» **EXCERPTED RECORDS**:
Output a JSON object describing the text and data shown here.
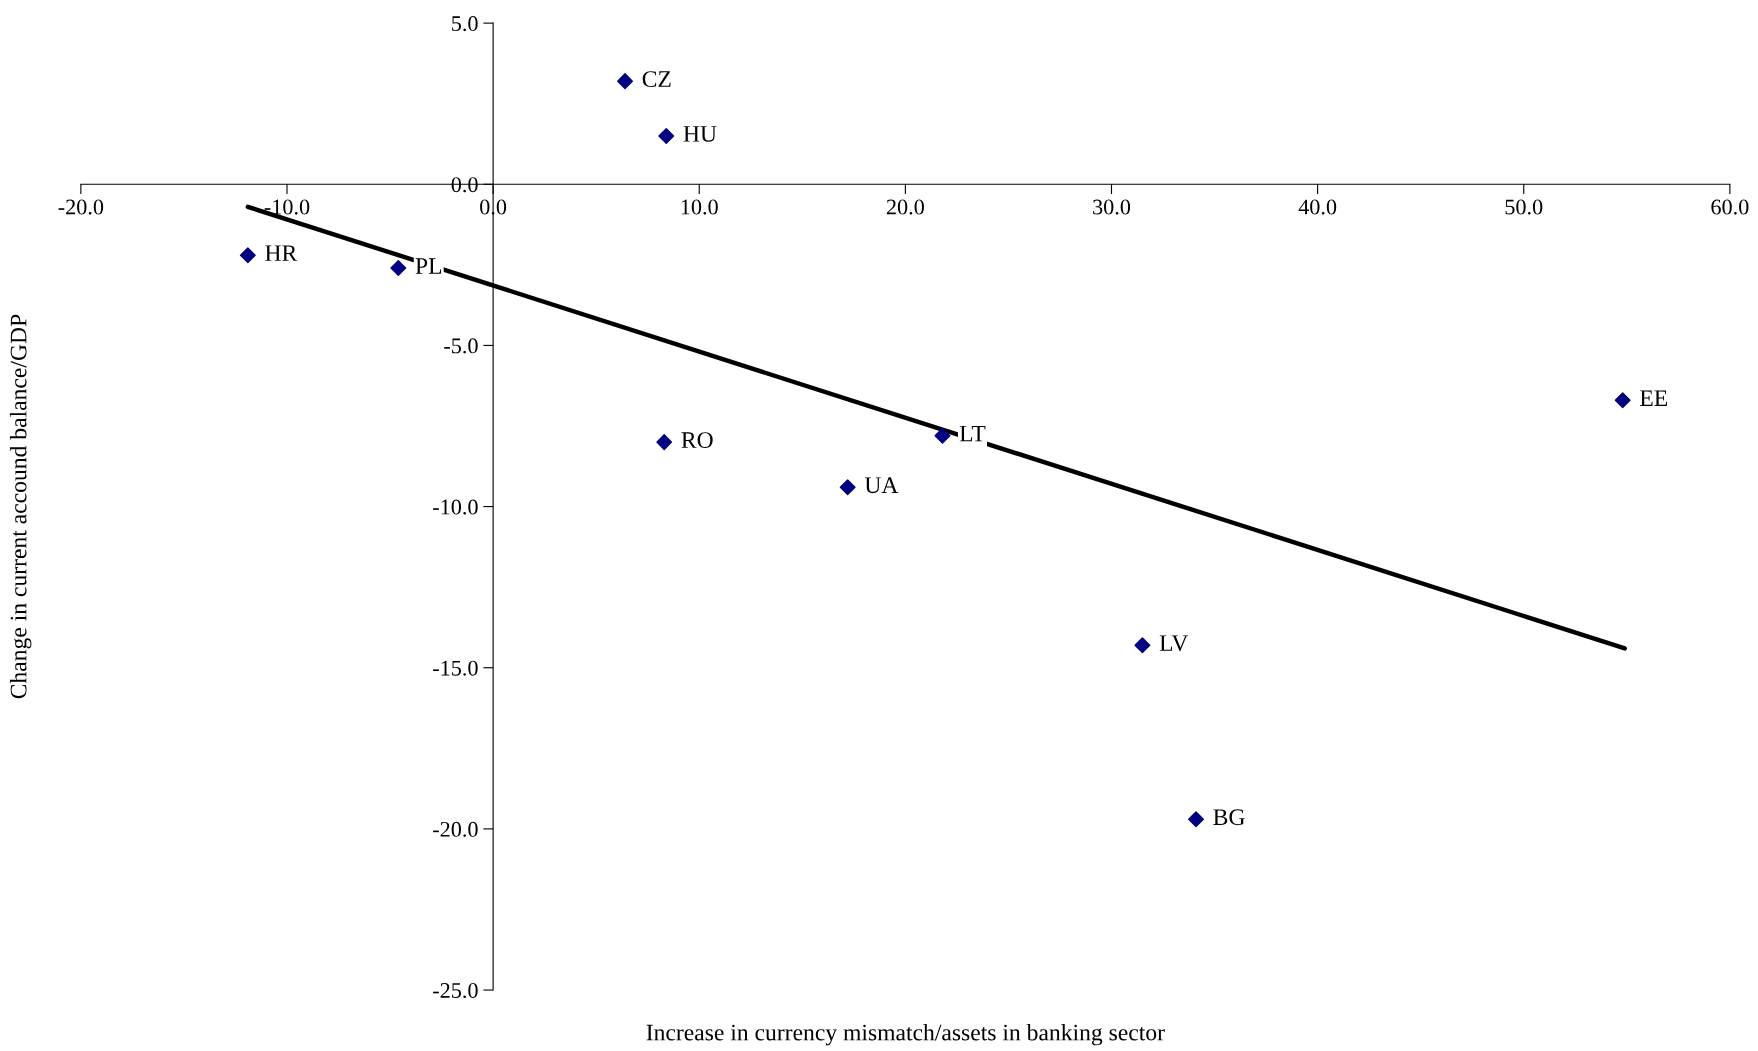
{
  "chart_data": {
    "type": "scatter",
    "xlabel": "Increase in currency mismatch/assets in banking sector",
    "ylabel": "Change in current accound balance/GDP",
    "marker": "diamond",
    "grid": false,
    "legend": false,
    "xlim": [
      -20,
      60
    ],
    "ylim": [
      -25,
      5
    ],
    "xticks": [
      {
        "value": -20,
        "label": "-20.0"
      },
      {
        "value": -10,
        "label": "-10.0"
      },
      {
        "value": 0,
        "label": "0.0"
      },
      {
        "value": 10,
        "label": "10.0"
      },
      {
        "value": 20,
        "label": "20.0"
      },
      {
        "value": 30,
        "label": "30.0"
      },
      {
        "value": 40,
        "label": "40.0"
      },
      {
        "value": 50,
        "label": "50.0"
      },
      {
        "value": 60,
        "label": "60.0"
      }
    ],
    "yticks": [
      {
        "value": -25,
        "label": "-25.0"
      },
      {
        "value": -20,
        "label": "-20.0"
      },
      {
        "value": -15,
        "label": "-15.0"
      },
      {
        "value": -10,
        "label": "-10.0"
      },
      {
        "value": -5,
        "label": "-5.0"
      },
      {
        "value": 0,
        "label": "0.0"
      },
      {
        "value": 5,
        "label": "5.0"
      }
    ],
    "series": [
      {
        "color": "#000080",
        "x": [
          6.4,
          8.4,
          -11.9,
          -4.6,
          8.3,
          17.2,
          21.8,
          54.8,
          31.5,
          34.1
        ],
        "values": [
          3.2,
          1.5,
          -2.2,
          -2.6,
          -8.0,
          -9.4,
          -7.8,
          -6.7,
          -14.3,
          -19.7
        ]
      },
      {
        "type": "line",
        "color": "#000000",
        "marker": "none",
        "x": [
          -11.9,
          54.9
        ],
        "values": [
          -0.7,
          -14.4
        ]
      }
    ],
    "annotations": [
      {
        "text": "CZ",
        "x": 6.4,
        "y": 3.2
      },
      {
        "text": "HU",
        "x": 8.4,
        "y": 1.5
      },
      {
        "text": "HR",
        "x": -11.9,
        "y": -2.2
      },
      {
        "text": "PL",
        "x": -4.6,
        "y": -2.6
      },
      {
        "text": "RO",
        "x": 8.3,
        "y": -8.0
      },
      {
        "text": "UA",
        "x": 17.2,
        "y": -9.4
      },
      {
        "text": "LT",
        "x": 21.8,
        "y": -7.8
      },
      {
        "text": "EE",
        "x": 54.8,
        "y": -6.7
      },
      {
        "text": "LV",
        "x": 31.5,
        "y": -14.3
      },
      {
        "text": "BG",
        "x": 34.1,
        "y": -19.7
      }
    ]
  }
}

» **WORK TO DO**: Omit the pictures, and quote the material above exactly as given.

» **TASK RESULT**:
Output a JSON object describing the text and data shown here.
{
  "chart_data": {
    "type": "scatter",
    "xlabel": "Increase in currency mismatch/assets in banking sector",
    "ylabel": "Change in current accound balance/GDP",
    "marker": "diamond",
    "grid": false,
    "legend": false,
    "xlim": [
      -20,
      60
    ],
    "ylim": [
      -25,
      5
    ],
    "xticks": [
      {
        "value": -20,
        "label": "-20.0"
      },
      {
        "value": -10,
        "label": "-10.0"
      },
      {
        "value": 0,
        "label": "0.0"
      },
      {
        "value": 10,
        "label": "10.0"
      },
      {
        "value": 20,
        "label": "20.0"
      },
      {
        "value": 30,
        "label": "30.0"
      },
      {
        "value": 40,
        "label": "40.0"
      },
      {
        "value": 50,
        "label": "50.0"
      },
      {
        "value": 60,
        "label": "60.0"
      }
    ],
    "yticks": [
      {
        "value": -25,
        "label": "-25.0"
      },
      {
        "value": -20,
        "label": "-20.0"
      },
      {
        "value": -15,
        "label": "-15.0"
      },
      {
        "value": -10,
        "label": "-10.0"
      },
      {
        "value": -5,
        "label": "-5.0"
      },
      {
        "value": 0,
        "label": "0.0"
      },
      {
        "value": 5,
        "label": "5.0"
      }
    ],
    "series": [
      {
        "color": "#000080",
        "x": [
          6.4,
          8.4,
          -11.9,
          -4.6,
          8.3,
          17.2,
          21.8,
          54.8,
          31.5,
          34.1
        ],
        "values": [
          3.2,
          1.5,
          -2.2,
          -2.6,
          -8.0,
          -9.4,
          -7.8,
          -6.7,
          -14.3,
          -19.7
        ]
      },
      {
        "type": "line",
        "color": "#000000",
        "marker": "none",
        "x": [
          -11.9,
          54.9
        ],
        "values": [
          -0.7,
          -14.4
        ]
      }
    ],
    "annotations": [
      {
        "text": "CZ",
        "x": 6.4,
        "y": 3.2
      },
      {
        "text": "HU",
        "x": 8.4,
        "y": 1.5
      },
      {
        "text": "HR",
        "x": -11.9,
        "y": -2.2
      },
      {
        "text": "PL",
        "x": -4.6,
        "y": -2.6
      },
      {
        "text": "RO",
        "x": 8.3,
        "y": -8.0
      },
      {
        "text": "UA",
        "x": 17.2,
        "y": -9.4
      },
      {
        "text": "LT",
        "x": 21.8,
        "y": -7.8
      },
      {
        "text": "EE",
        "x": 54.8,
        "y": -6.7
      },
      {
        "text": "LV",
        "x": 31.5,
        "y": -14.3
      },
      {
        "text": "BG",
        "x": 34.1,
        "y": -19.7
      }
    ]
  }
}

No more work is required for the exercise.